_STATED TASK_. All the data should be repeated exactly. Any image in it is left out.

BEGIN DATA FOR THE TASK

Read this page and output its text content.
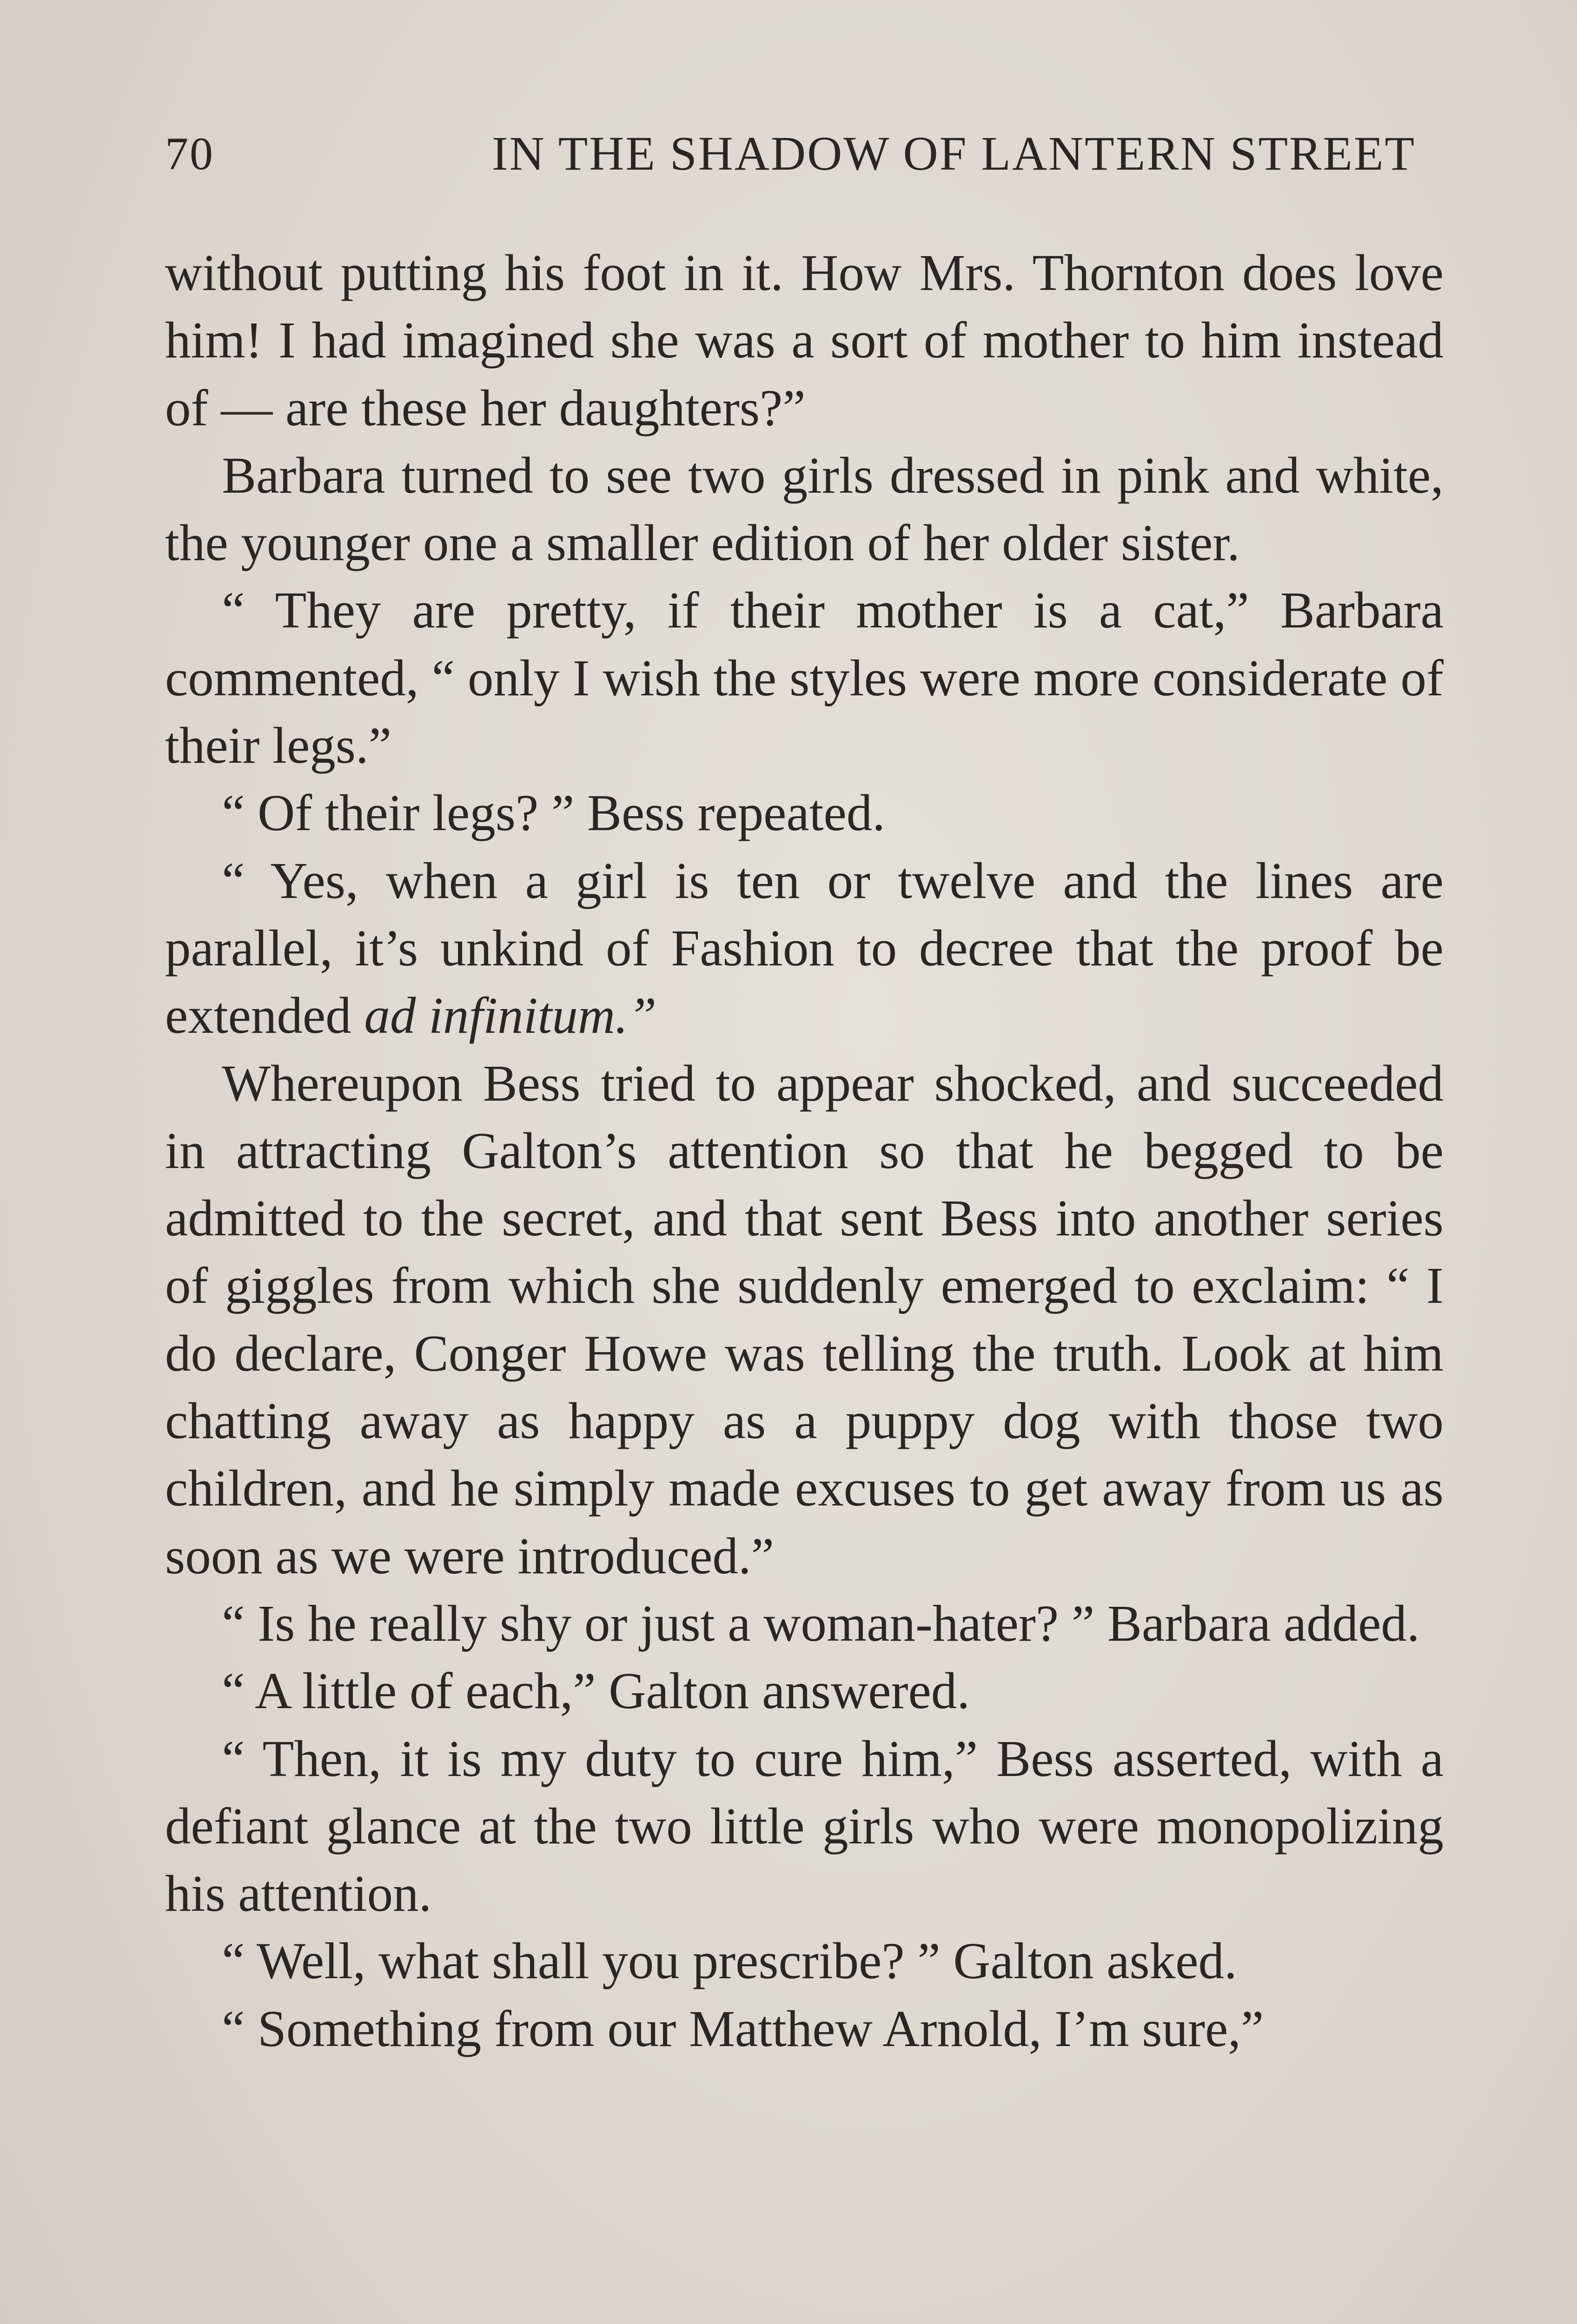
70	IN THE SHADOW OF LANTERN STREET

without putting his foot in it. How Mrs. Thornton does love him! I had imagined she was a sort of mother to him instead of — are these her daughters?”

Barbara turned to see two girls dressed in pink and white, the younger one a smaller edition of her older sister.

“ They are pretty, if their mother is a cat,” Barbara commented, “ only I wish the styles were more considerate of their legs.”

“ Of their legs? ” Bess repeated.

“ Yes, when a girl is ten or twelve and the lines are parallel, it’s unkind of Fashion to decree that the proof be extended ad infinitum.”

Whereupon Bess tried to appear shocked, and succeeded in attracting Galton’s attention so that he begged to be admitted to the secret, and that sent Bess into another series of giggles from which she suddenly emerged to exclaim: “ I do declare, Conger Howe was telling the truth. Look at him chatting away as happy as a puppy dog with those two children, and he simply made excuses to get away from us as soon as we were introduced.”

“ Is he really shy or just a woman-hater? ” Barbara added.

“ A little of each,” Galton answered.

“ Then, it is my duty to cure him,” Bess asserted, with a defiant glance at the two little girls who were monopolizing his attention.

“ Well, what shall you prescribe? ” Galton asked.

“ Something from our Matthew Arnold, I’m sure,”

END DATA FOR THE TASK

_CORRECT OUTPUT_.
Read this page and output its text content.
70	IN THE SHADOW OF LANTERN STREET

without putting his foot in it. How Mrs. Thornton does love him! I had imagined she was a sort of mother to him instead of — are these her daughters?”

Barbara turned to see two girls dressed in pink and white, the younger one a smaller edition of her older sister.

“ They are pretty, if their mother is a cat,” Barbara commented, “ only I wish the styles were more considerate of their legs.”

“ Of their legs? ” Bess repeated.

“ Yes, when a girl is ten or twelve and the lines are parallel, it’s unkind of Fashion to decree that the proof be extended ad infinitum.”

Whereupon Bess tried to appear shocked, and succeeded in attracting Galton’s attention so that he begged to be admitted to the secret, and that sent Bess into another series of giggles from which she suddenly emerged to exclaim: “ I do declare, Conger Howe was telling the truth. Look at him chatting away as happy as a puppy dog with those two children, and he simply made excuses to get away from us as soon as we were introduced.”

“ Is he really shy or just a woman-hater? ” Barbara added.

“ A little of each,” Galton answered.

“ Then, it is my duty to cure him,” Bess asserted, with a defiant glance at the two little girls who were monopolizing his attention.

“ Well, what shall you prescribe? ” Galton asked.

“ Something from our Matthew Arnold, I’m sure,”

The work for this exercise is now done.